## EXERCISE REQUIREMENTS
Copy the listing verbatim, excluding any images found in it.

##### MATERIAL FOR THIS TASK

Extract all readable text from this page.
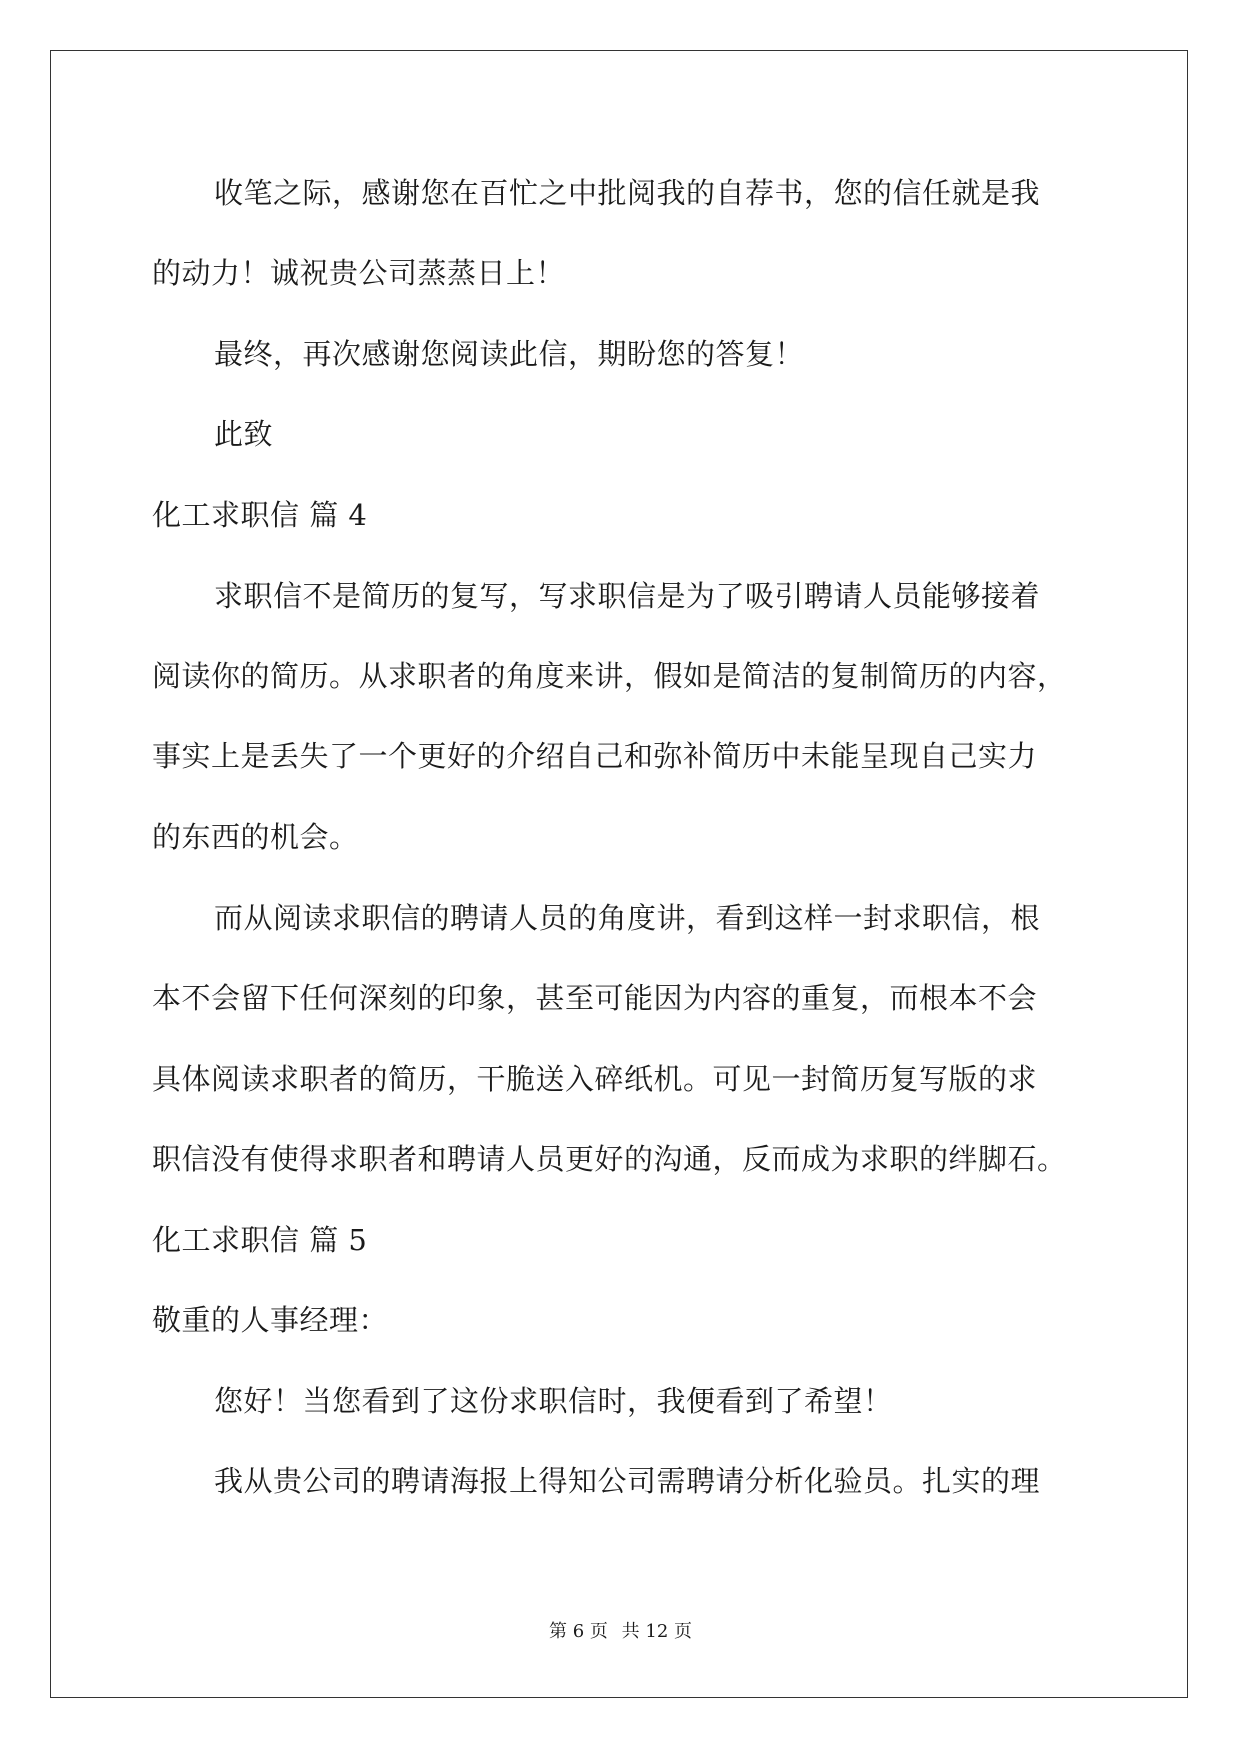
收笔之际，感谢您在百忙之中批阅我的自荐书，您的信任就是我
的动力！诚祝贵公司蒸蒸日上！
最终，再次感谢您阅读此信，期盼您的答复！
此致
化工求职信 篇 4
求职信不是简历的复写，写求职信是为了吸引聘请人员能够接着
阅读你的简历。从求职者的角度来讲，假如是简洁的复制简历的内容，
事实上是丢失了一个更好的介绍自己和弥补简历中未能呈现自己实力
的东西的机会。
而从阅读求职信的聘请人员的角度讲，看到这样一封求职信，根
本不会留下任何深刻的印象，甚至可能因为内容的重复，而根本不会
具体阅读求职者的简历，干脆送入碎纸机。可见一封简历复写版的求
职信没有使得求职者和聘请人员更好的沟通，反而成为求职的绊脚石。
化工求职信 篇 5
敬重的人事经理：
您好！当您看到了这份求职信时，我便看到了希望！
我从贵公司的聘请海报上得知公司需聘请分析化验员。扎实的理
第 6 页 共 12 页
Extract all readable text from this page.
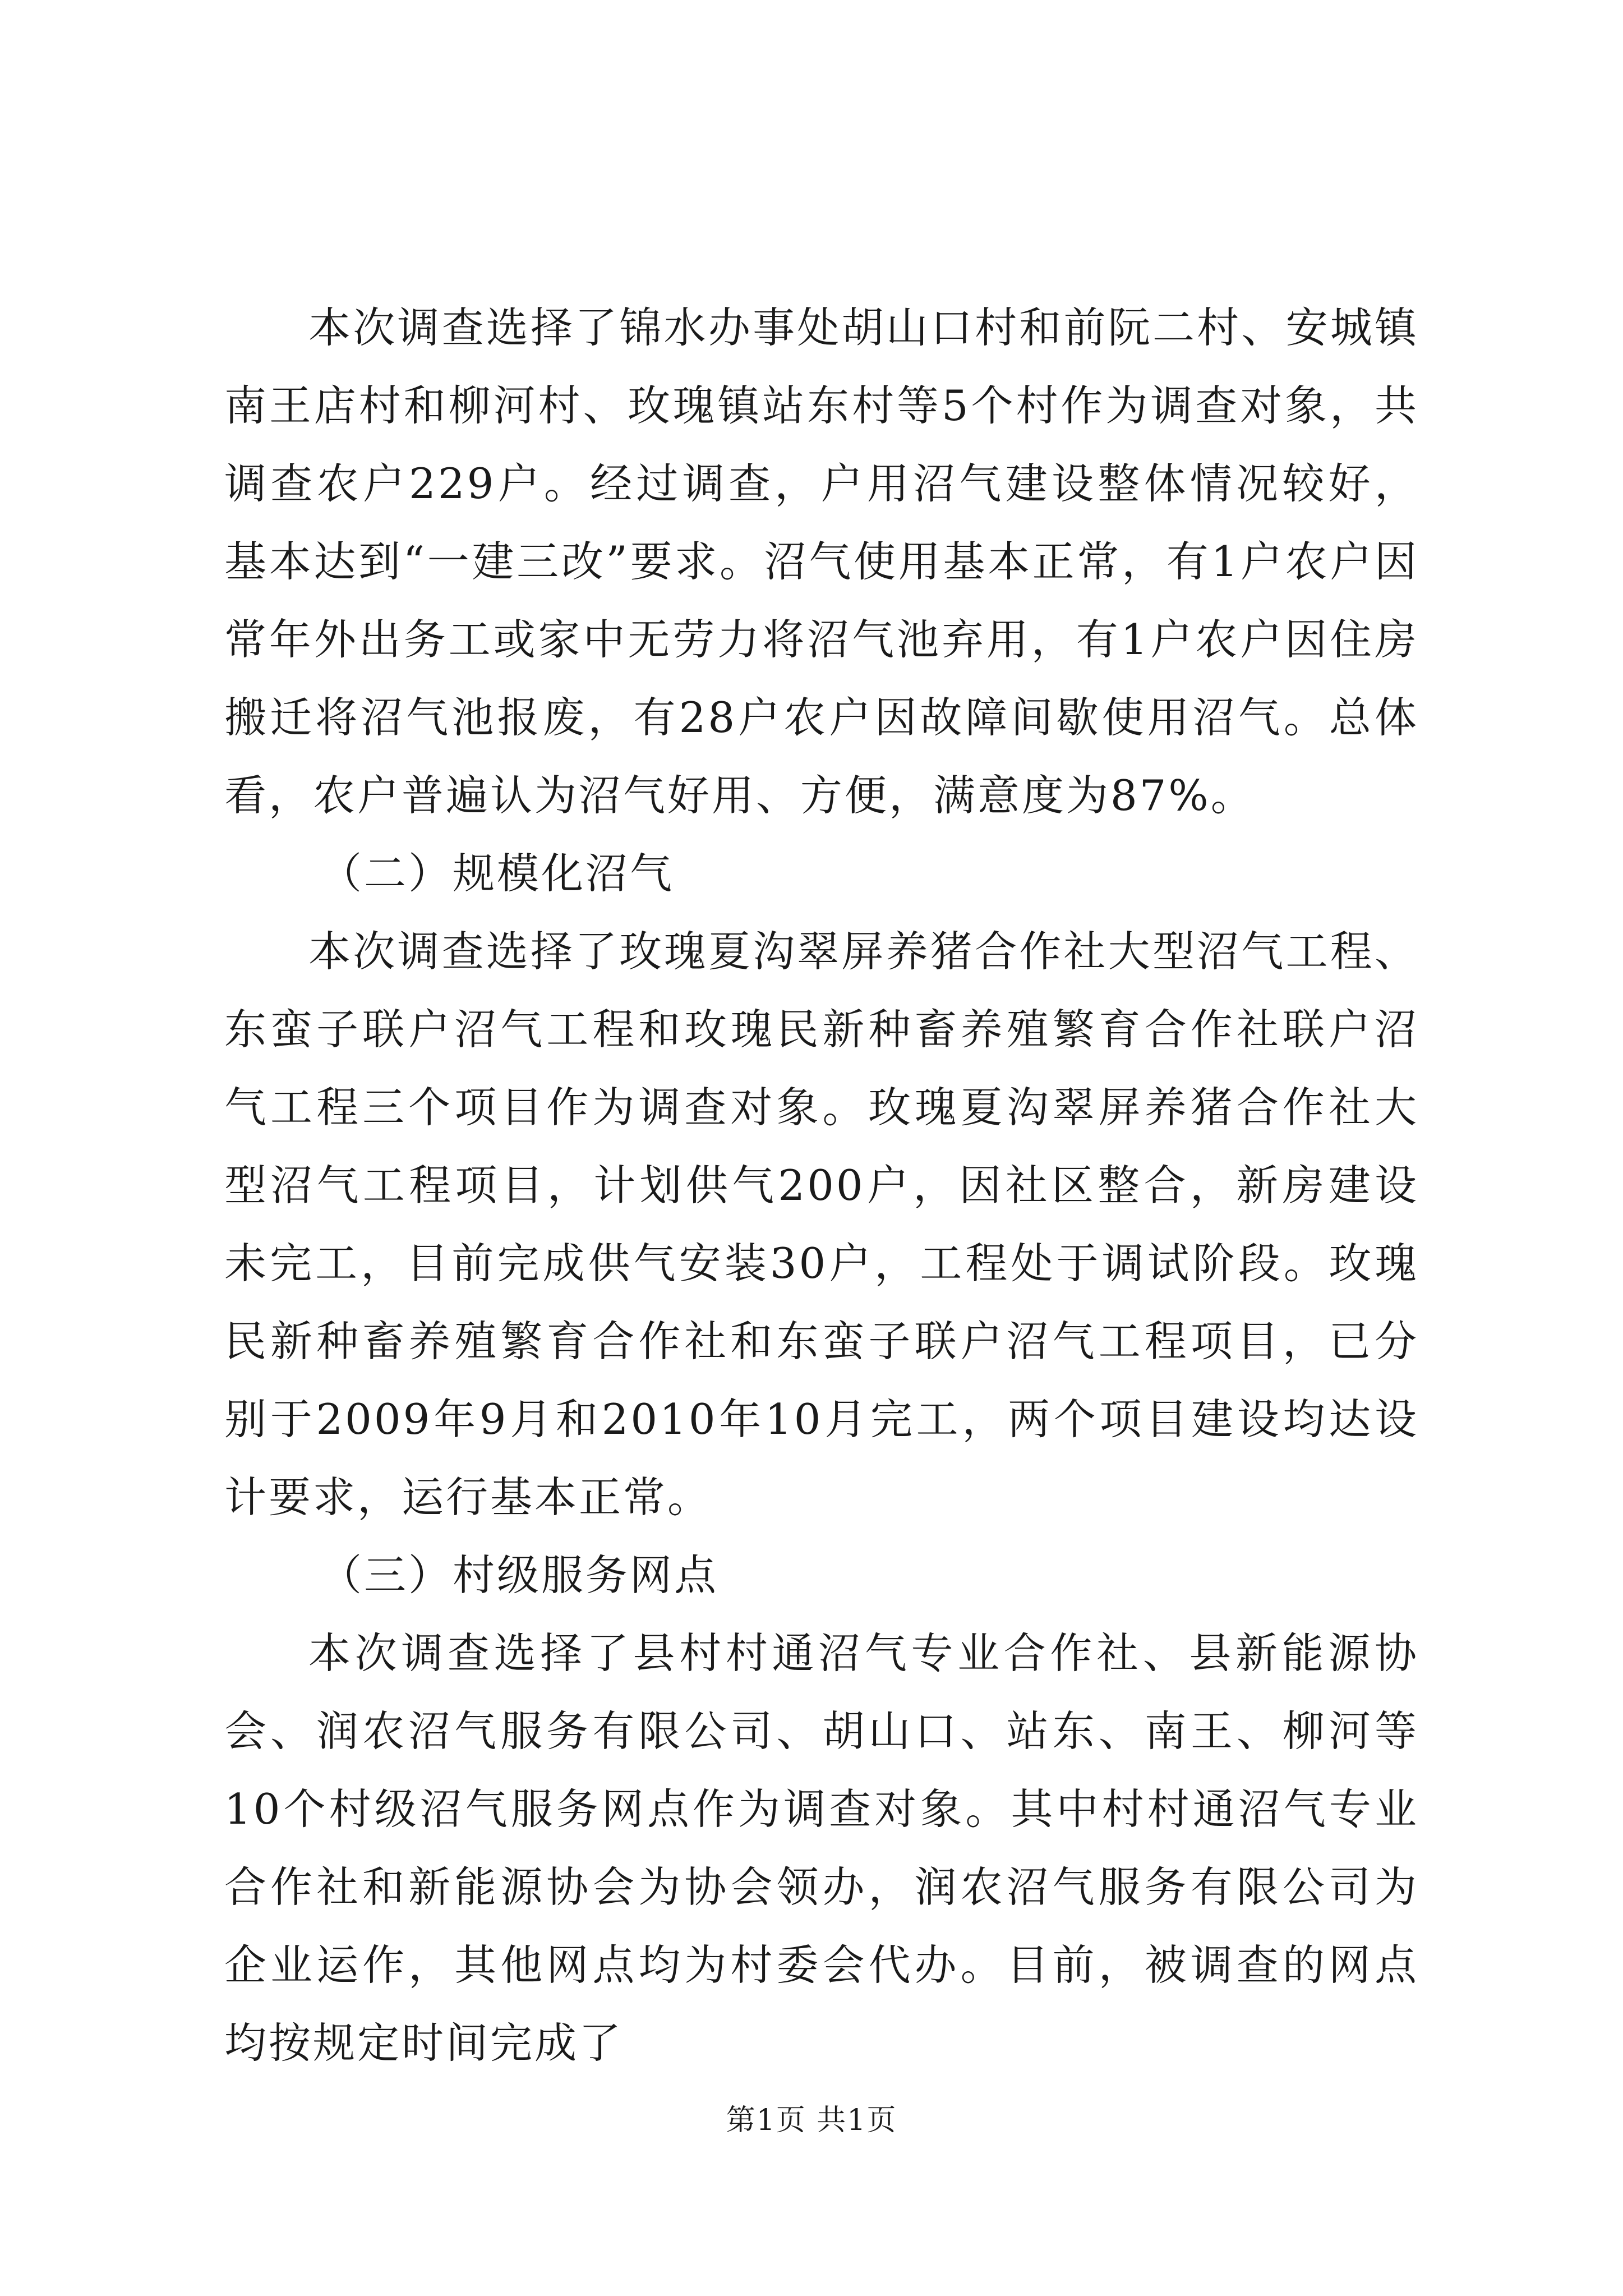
本次调查选择了锦水办事处胡山口村和前阮二村、安城镇南王店村和柳河村、玫瑰镇站东村等5个村作为调查对象，共调查农户229户。经过调查，户用沼气建设整体情况较好，基本达到“一建三改”要求。沼气使用基本正常，有1户农户因常年外出务工或家中无劳力将沼气池弃用，有1户农户因住房搬迁将沼气池报废，有28户农户因故障间歇使用沼气。总体看，农户普遍认为沼气好用、方便，满意度为87%。

（二）规模化沼气

本次调查选择了玫瑰夏沟翠屏养猪合作社大型沼气工程、东蛮子联户沼气工程和玫瑰民新种畜养殖繁育合作社联户沼气工程三个项目作为调查对象。玫瑰夏沟翠屏养猪合作社大型沼气工程项目，计划供气200户，因社区整合，新房建设未完工，目前完成供气安装30户，工程处于调试阶段。玫瑰民新种畜养殖繁育合作社和东蛮子联户沼气工程项目，已分别于2009年9月和2010年10月完工，两个项目建设均达设计要求，运行基本正常。

（三）村级服务网点

本次调查选择了县村村通沼气专业合作社、县新能源协会、润农沼气服务有限公司、胡山口、站东、南王、柳河等10个村级沼气服务网点作为调查对象。其中村村通沼气专业合作社和新能源协会为协会领办，润农沼气服务有限公司为企业运作，其他网点均为村委会代办。目前，被调查的网点均按规定时间完成了

第1页 共1页
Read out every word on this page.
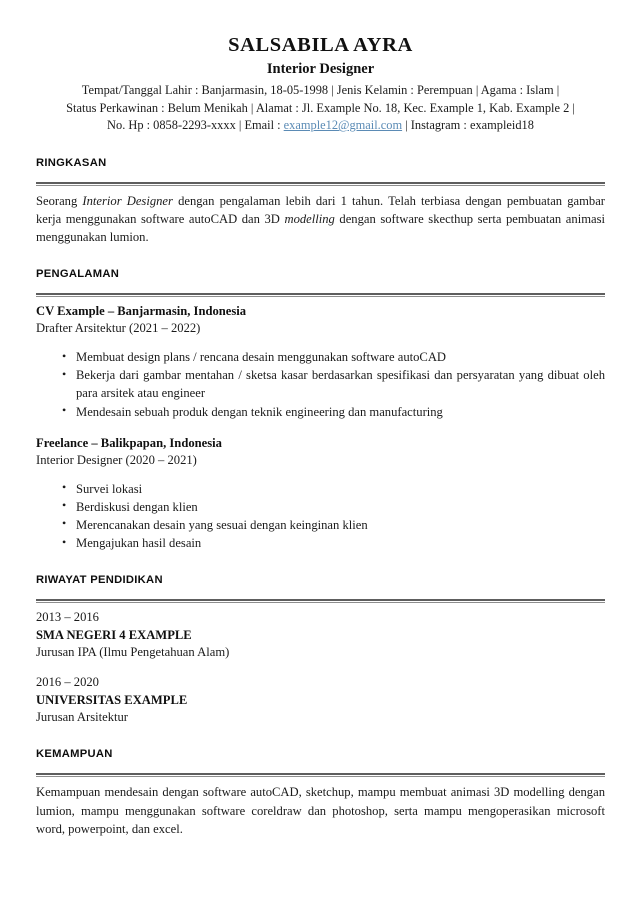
SALSABILA AYRA
Interior Designer
Tempat/Tanggal Lahir : Banjarmasin, 18-05-1998 | Jenis Kelamin : Perempuan | Agama : Islam |
Status Perkawinan : Belum Menikah | Alamat : Jl. Example No. 18, Kec. Example 1, Kab. Example 2 |
No. Hp : 0858-2293-xxxx | Email : example12@gmail.com | Instagram : exampleid18
RINGKASAN

Seorang Interior Designer dengan pengalaman lebih dari 1 tahun. Telah terbiasa dengan pembuatan gambar kerja menggunakan software autoCAD dan 3D modelling dengan software skecthup serta pembuatan animasi menggunakan lumion.

PENGALAMAN
CV Example – Banjarmasin, Indonesia
Drafter Arsitektur (2021 – 2022)
• Membuat design plans / rencana desain menggunakan software autoCAD
• Bekerja dari gambar mentahan / sketsa kasar berdasarkan spesifikasi dan persyaratan yang dibuat oleh para arsitek atau engineer
• Mendesain sebuah produk dengan teknik engineering dan manufacturing
Freelance – Balikpapan, Indonesia
Interior Designer (2020 – 2021)
• Survei lokasi
• Berdiskusi dengan klien
• Merencanakan desain yang sesuai dengan keinginan klien
• Mengajukan hasil desain
RIWAYAT PENDIDIKAN
2013 – 2016
SMA NEGERI 4 EXAMPLE
Jurusan IPA (Ilmu Pengetahuan Alam)
2016 – 2020
UNIVERSITAS EXAMPLE
Jurusan Arsitektur
KEMAMPUAN

Kemampuan mendesain dengan software autoCAD, sketchup, mampu membuat animasi 3D modelling dengan lumion, mampu menggunakan software coreldraw dan photoshop, serta mampu mengoperasikan microsoft word, powerpoint, dan excel.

##########

## THE SOLUTION
Extract all readable text from this page.
收笔之际，感谢您在百忙之中批阅我的自荐书，您的信任就是我
的动力！诚祝贵公司蒸蒸日上！
最终，再次感谢您阅读此信，期盼您的答复！
此致
化工求职信 篇 4
求职信不是简历的复写，写求职信是为了吸引聘请人员能够接着
阅读你的简历。从求职者的角度来讲，假如是简洁的复制简历的内容，
事实上是丢失了一个更好的介绍自己和弥补简历中未能呈现自己实力
的东西的机会。
而从阅读求职信的聘请人员的角度讲，看到这样一封求职信，根
本不会留下任何深刻的印象，甚至可能因为内容的重复，而根本不会
具体阅读求职者的简历，干脆送入碎纸机。可见一封简历复写版的求
职信没有使得求职者和聘请人员更好的沟通，反而成为求职的绊脚石。
化工求职信 篇 5
敬重的人事经理：
您好！当您看到了这份求职信时，我便看到了希望！
我从贵公司的聘请海报上得知公司需聘请分析化验员。扎实的理
第 6 页 共 12 页
Extract all readable text from this page.
本次调查选择了锦水办事处胡山口村和前阮二村、安城镇南王店村和柳河村、玫瑰镇站东村等5个村作为调查对象，共调查农户229户。经过调查，户用沼气建设整体情况较好，基本达到“一建三改”要求。沼气使用基本正常，有1户农户因常年外出务工或家中无劳力将沼气池弃用，有1户农户因住房搬迁将沼气池报废，有28户农户因故障间歇使用沼气。总体看，农户普遍认为沼气好用、方便，满意度为87%。

（二）规模化沼气

本次调查选择了玫瑰夏沟翠屏养猪合作社大型沼气工程、东蛮子联户沼气工程和玫瑰民新种畜养殖繁育合作社联户沼气工程三个项目作为调查对象。玫瑰夏沟翠屏养猪合作社大型沼气工程项目，计划供气200户，因社区整合，新房建设未完工，目前完成供气安装30户，工程处于调试阶段。玫瑰民新种畜养殖繁育合作社和东蛮子联户沼气工程项目，已分别于2009年9月和2010年10月完工，两个项目建设均达设计要求，运行基本正常。

（三）村级服务网点

本次调查选择了县村村通沼气专业合作社、县新能源协会、润农沼气服务有限公司、胡山口、站东、南王、柳河等10个村级沼气服务网点作为调查对象。其中村村通沼气专业合作社和新能源协会为协会领办，润农沼气服务有限公司为企业运作，其他网点均为村委会代办。目前，被调查的网点均按规定时间完成了

第1页 共1页
Read out every word on this page.
SALSABILA AYRA
Interior Designer
Tempat/Tanggal Lahir : Banjarmasin, 18-05-1998 | Jenis Kelamin : Perempuan | Agama : Islam |
Status Perkawinan : Belum Menikah | Alamat : Jl. Example No. 18, Kec. Example 1, Kab. Example 2 |
No. Hp : 0858-2293-xxxx | Email : example12@gmail.com | Instagram : exampleid18
RINGKASAN

Seorang Interior Designer dengan pengalaman lebih dari 1 tahun. Telah terbiasa dengan pembuatan gambar kerja menggunakan software autoCAD dan 3D modelling dengan software skecthup serta pembuatan animasi menggunakan lumion.

PENGALAMAN
CV Example – Banjarmasin, Indonesia
Drafter Arsitektur (2021 – 2022)
• Membuat design plans / rencana desain menggunakan software autoCAD
• Bekerja dari gambar mentahan / sketsa kasar berdasarkan spesifikasi dan persyaratan yang dibuat oleh para arsitek atau engineer
• Mendesain sebuah produk dengan teknik engineering dan manufacturing
Freelance – Balikpapan, Indonesia
Interior Designer (2020 – 2021)
• Survei lokasi
• Berdiskusi dengan klien
• Merencanakan desain yang sesuai dengan keinginan klien
• Mengajukan hasil desain
RIWAYAT PENDIDIKAN
2013 – 2016
SMA NEGERI 4 EXAMPLE
Jurusan IPA (Ilmu Pengetahuan Alam)
2016 – 2020
UNIVERSITAS EXAMPLE
Jurusan Arsitektur
KEMAMPUAN

Kemampuan mendesain dengan software autoCAD, sketchup, mampu membuat animasi 3D modelling dengan lumion, mampu menggunakan software coreldraw dan photoshop, serta mampu mengoperasikan microsoft word, powerpoint, dan excel.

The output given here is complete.